◆ Stated exercise: Quote every entry word for word.

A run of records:
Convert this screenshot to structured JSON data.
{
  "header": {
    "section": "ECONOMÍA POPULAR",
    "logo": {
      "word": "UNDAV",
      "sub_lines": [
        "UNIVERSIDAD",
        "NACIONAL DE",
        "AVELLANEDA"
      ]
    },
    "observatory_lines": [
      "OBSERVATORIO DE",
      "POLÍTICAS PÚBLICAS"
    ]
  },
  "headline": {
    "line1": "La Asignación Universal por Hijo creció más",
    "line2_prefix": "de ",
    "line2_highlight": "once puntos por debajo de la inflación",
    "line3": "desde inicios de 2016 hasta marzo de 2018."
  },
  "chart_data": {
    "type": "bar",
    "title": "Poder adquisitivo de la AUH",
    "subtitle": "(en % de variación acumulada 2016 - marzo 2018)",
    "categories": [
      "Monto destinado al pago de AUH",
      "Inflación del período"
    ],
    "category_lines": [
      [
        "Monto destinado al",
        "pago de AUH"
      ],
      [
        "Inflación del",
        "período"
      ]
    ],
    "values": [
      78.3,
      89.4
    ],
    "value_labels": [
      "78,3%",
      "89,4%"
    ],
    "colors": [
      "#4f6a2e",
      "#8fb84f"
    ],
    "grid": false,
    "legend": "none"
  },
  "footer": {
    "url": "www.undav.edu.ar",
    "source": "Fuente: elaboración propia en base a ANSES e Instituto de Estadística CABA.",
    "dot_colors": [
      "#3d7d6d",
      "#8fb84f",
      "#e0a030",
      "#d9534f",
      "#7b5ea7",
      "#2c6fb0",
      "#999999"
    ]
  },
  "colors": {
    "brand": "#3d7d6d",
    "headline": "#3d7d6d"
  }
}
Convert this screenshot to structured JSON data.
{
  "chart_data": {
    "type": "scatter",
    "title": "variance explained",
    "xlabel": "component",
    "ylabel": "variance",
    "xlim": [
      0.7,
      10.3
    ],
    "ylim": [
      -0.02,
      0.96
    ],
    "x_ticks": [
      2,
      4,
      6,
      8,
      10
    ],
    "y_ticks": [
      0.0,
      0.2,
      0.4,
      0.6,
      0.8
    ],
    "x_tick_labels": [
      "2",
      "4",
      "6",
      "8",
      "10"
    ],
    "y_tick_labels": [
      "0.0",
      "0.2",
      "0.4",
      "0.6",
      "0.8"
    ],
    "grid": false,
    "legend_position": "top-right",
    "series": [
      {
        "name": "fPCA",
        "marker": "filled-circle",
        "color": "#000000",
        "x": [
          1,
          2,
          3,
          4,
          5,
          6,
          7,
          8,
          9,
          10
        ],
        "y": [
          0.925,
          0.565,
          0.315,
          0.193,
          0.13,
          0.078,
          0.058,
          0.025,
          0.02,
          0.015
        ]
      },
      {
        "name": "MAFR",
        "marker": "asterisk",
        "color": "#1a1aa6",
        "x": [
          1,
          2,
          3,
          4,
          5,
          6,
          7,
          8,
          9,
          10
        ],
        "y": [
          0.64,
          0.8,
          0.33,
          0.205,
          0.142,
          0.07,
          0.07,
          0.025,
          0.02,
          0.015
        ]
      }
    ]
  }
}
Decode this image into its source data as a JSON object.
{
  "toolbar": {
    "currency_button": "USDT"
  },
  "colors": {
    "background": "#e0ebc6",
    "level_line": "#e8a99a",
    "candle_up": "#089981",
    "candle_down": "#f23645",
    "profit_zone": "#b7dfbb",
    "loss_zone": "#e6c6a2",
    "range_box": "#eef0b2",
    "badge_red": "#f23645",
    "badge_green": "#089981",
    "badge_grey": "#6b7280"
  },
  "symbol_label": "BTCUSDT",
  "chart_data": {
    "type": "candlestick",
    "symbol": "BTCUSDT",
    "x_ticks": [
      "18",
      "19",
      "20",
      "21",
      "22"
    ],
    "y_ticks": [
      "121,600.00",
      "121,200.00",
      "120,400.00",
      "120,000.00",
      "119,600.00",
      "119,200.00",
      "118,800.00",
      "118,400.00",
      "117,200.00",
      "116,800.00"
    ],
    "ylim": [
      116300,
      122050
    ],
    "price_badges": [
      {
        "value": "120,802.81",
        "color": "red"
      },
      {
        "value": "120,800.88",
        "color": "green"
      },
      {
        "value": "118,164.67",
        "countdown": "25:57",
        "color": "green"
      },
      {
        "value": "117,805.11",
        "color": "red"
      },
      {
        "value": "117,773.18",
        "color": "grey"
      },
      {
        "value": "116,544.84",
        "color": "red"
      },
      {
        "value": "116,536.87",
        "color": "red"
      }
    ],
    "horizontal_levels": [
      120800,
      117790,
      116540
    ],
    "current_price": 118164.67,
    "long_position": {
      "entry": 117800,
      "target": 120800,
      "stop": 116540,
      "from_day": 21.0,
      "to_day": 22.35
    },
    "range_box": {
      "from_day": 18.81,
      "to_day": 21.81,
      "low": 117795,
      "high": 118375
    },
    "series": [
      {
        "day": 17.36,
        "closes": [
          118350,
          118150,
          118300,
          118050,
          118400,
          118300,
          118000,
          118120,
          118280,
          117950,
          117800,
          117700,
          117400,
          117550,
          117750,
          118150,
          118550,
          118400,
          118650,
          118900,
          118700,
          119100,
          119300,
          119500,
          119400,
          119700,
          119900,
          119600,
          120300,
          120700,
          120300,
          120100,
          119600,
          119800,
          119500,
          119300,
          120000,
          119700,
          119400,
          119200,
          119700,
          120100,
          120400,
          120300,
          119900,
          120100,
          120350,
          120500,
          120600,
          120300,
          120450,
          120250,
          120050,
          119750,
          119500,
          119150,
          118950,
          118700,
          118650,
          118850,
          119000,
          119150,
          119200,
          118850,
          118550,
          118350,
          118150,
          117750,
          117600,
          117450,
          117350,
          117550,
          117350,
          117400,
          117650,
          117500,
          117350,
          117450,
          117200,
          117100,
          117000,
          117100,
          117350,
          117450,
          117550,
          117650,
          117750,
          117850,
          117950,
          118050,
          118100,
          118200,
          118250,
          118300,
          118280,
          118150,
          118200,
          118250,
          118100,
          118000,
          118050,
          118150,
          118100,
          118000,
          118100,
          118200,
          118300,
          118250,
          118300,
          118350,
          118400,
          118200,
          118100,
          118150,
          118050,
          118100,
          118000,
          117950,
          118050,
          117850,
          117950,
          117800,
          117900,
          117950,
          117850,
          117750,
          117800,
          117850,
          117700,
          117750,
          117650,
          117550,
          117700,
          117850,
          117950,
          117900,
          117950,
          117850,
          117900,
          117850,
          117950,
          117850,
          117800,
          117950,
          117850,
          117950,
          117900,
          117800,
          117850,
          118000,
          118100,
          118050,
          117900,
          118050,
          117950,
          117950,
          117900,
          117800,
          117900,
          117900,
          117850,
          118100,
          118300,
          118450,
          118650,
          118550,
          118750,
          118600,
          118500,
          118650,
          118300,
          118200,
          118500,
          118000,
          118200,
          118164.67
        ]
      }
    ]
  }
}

◆ Full solution:
Convert this screenshot to structured JSON data.
{
  "header": {
    "section": "ECONOMÍA POPULAR",
    "logo": {
      "word": "UNDAV",
      "sub_lines": [
        "UNIVERSIDAD",
        "NACIONAL DE",
        "AVELLANEDA"
      ]
    },
    "observatory_lines": [
      "OBSERVATORIO DE",
      "POLÍTICAS PÚBLICAS"
    ]
  },
  "headline": {
    "line1": "La Asignación Universal por Hijo creció más",
    "line2_prefix": "de ",
    "line2_highlight": "once puntos por debajo de la inflación",
    "line3": "desde inicios de 2016 hasta marzo de 2018."
  },
  "chart_data": {
    "type": "bar",
    "title": "Poder adquisitivo de la AUH",
    "subtitle": "(en % de variación acumulada 2016 - marzo 2018)",
    "categories": [
      "Monto destinado al pago de AUH",
      "Inflación del período"
    ],
    "category_lines": [
      [
        "Monto destinado al",
        "pago de AUH"
      ],
      [
        "Inflación del",
        "período"
      ]
    ],
    "values": [
      78.3,
      89.4
    ],
    "value_labels": [
      "78,3%",
      "89,4%"
    ],
    "colors": [
      "#4f6a2e",
      "#8fb84f"
    ],
    "grid": false,
    "legend": "none"
  },
  "footer": {
    "url": "www.undav.edu.ar",
    "source": "Fuente: elaboración propia en base a ANSES e Instituto de Estadística CABA.",
    "dot_colors": [
      "#3d7d6d",
      "#8fb84f",
      "#e0a030",
      "#d9534f",
      "#7b5ea7",
      "#2c6fb0",
      "#999999"
    ]
  },
  "colors": {
    "brand": "#3d7d6d",
    "headline": "#3d7d6d"
  }
}
Convert this screenshot to structured JSON data.
{
  "chart_data": {
    "type": "scatter",
    "title": "variance explained",
    "xlabel": "component",
    "ylabel": "variance",
    "xlim": [
      0.7,
      10.3
    ],
    "ylim": [
      -0.02,
      0.96
    ],
    "x_ticks": [
      2,
      4,
      6,
      8,
      10
    ],
    "y_ticks": [
      0.0,
      0.2,
      0.4,
      0.6,
      0.8
    ],
    "x_tick_labels": [
      "2",
      "4",
      "6",
      "8",
      "10"
    ],
    "y_tick_labels": [
      "0.0",
      "0.2",
      "0.4",
      "0.6",
      "0.8"
    ],
    "grid": false,
    "legend_position": "top-right",
    "series": [
      {
        "name": "fPCA",
        "marker": "filled-circle",
        "color": "#000000",
        "x": [
          1,
          2,
          3,
          4,
          5,
          6,
          7,
          8,
          9,
          10
        ],
        "y": [
          0.925,
          0.565,
          0.315,
          0.193,
          0.13,
          0.078,
          0.058,
          0.025,
          0.02,
          0.015
        ]
      },
      {
        "name": "MAFR",
        "marker": "asterisk",
        "color": "#1a1aa6",
        "x": [
          1,
          2,
          3,
          4,
          5,
          6,
          7,
          8,
          9,
          10
        ],
        "y": [
          0.64,
          0.8,
          0.33,
          0.205,
          0.142,
          0.07,
          0.07,
          0.025,
          0.02,
          0.015
        ]
      }
    ]
  }
}
Decode this image into its source data as a JSON object.
{
  "toolbar": {
    "currency_button": "USDT"
  },
  "colors": {
    "background": "#e0ebc6",
    "level_line": "#e8a99a",
    "candle_up": "#089981",
    "candle_down": "#f23645",
    "profit_zone": "#b7dfbb",
    "loss_zone": "#e6c6a2",
    "range_box": "#eef0b2",
    "badge_red": "#f23645",
    "badge_green": "#089981",
    "badge_grey": "#6b7280"
  },
  "symbol_label": "BTCUSDT",
  "chart_data": {
    "type": "candlestick",
    "symbol": "BTCUSDT",
    "x_ticks": [
      "18",
      "19",
      "20",
      "21",
      "22"
    ],
    "y_ticks": [
      "121,600.00",
      "121,200.00",
      "120,400.00",
      "120,000.00",
      "119,600.00",
      "119,200.00",
      "118,800.00",
      "118,400.00",
      "117,200.00",
      "116,800.00"
    ],
    "ylim": [
      116300,
      122050
    ],
    "price_badges": [
      {
        "value": "120,802.81",
        "color": "red"
      },
      {
        "value": "120,800.88",
        "color": "green"
      },
      {
        "value": "118,164.67",
        "countdown": "25:57",
        "color": "green"
      },
      {
        "value": "117,805.11",
        "color": "red"
      },
      {
        "value": "117,773.18",
        "color": "grey"
      },
      {
        "value": "116,544.84",
        "color": "red"
      },
      {
        "value": "116,536.87",
        "color": "red"
      }
    ],
    "horizontal_levels": [
      120800,
      117790,
      116540
    ],
    "current_price": 118164.67,
    "long_position": {
      "entry": 117800,
      "target": 120800,
      "stop": 116540,
      "from_day": 21.0,
      "to_day": 22.35
    },
    "range_box": {
      "from_day": 18.81,
      "to_day": 21.81,
      "low": 117795,
      "high": 118375
    },
    "series": [
      {
        "day": 17.36,
        "closes": [
          118350,
          118150,
          118300,
          118050,
          118400,
          118300,
          118000,
          118120,
          118280,
          117950,
          117800,
          117700,
          117400,
          117550,
          117750,
          118150,
          118550,
          118400,
          118650,
          118900,
          118700,
          119100,
          119300,
          119500,
          119400,
          119700,
          119900,
          119600,
          120300,
          120700,
          120300,
          120100,
          119600,
          119800,
          119500,
          119300,
          120000,
          119700,
          119400,
          119200,
          119700,
          120100,
          120400,
          120300,
          119900,
          120100,
          120350,
          120500,
          120600,
          120300,
          120450,
          120250,
          120050,
          119750,
          119500,
          119150,
          118950,
          118700,
          118650,
          118850,
          119000,
          119150,
          119200,
          118850,
          118550,
          118350,
          118150,
          117750,
          117600,
          117450,
          117350,
          117550,
          117350,
          117400,
          117650,
          117500,
          117350,
          117450,
          117200,
          117100,
          117000,
          117100,
          117350,
          117450,
          117550,
          117650,
          117750,
          117850,
          117950,
          118050,
          118100,
          118200,
          118250,
          118300,
          118280,
          118150,
          118200,
          118250,
          118100,
          118000,
          118050,
          118150,
          118100,
          118000,
          118100,
          118200,
          118300,
          118250,
          118300,
          118350,
          118400,
          118200,
          118100,
          118150,
          118050,
          118100,
          118000,
          117950,
          118050,
          117850,
          117950,
          117800,
          117900,
          117950,
          117850,
          117750,
          117800,
          117850,
          117700,
          117750,
          117650,
          117550,
          117700,
          117850,
          117950,
          117900,
          117950,
          117850,
          117900,
          117850,
          117950,
          117850,
          117800,
          117950,
          117850,
          117950,
          117900,
          117800,
          117850,
          118000,
          118100,
          118050,
          117900,
          118050,
          117950,
          117950,
          117900,
          117800,
          117900,
          117900,
          117850,
          118100,
          118300,
          118450,
          118650,
          118550,
          118750,
          118600,
          118500,
          118650,
          118300,
          118200,
          118500,
          118000,
          118200,
          118164.67
        ]
      }
    ]
  }
}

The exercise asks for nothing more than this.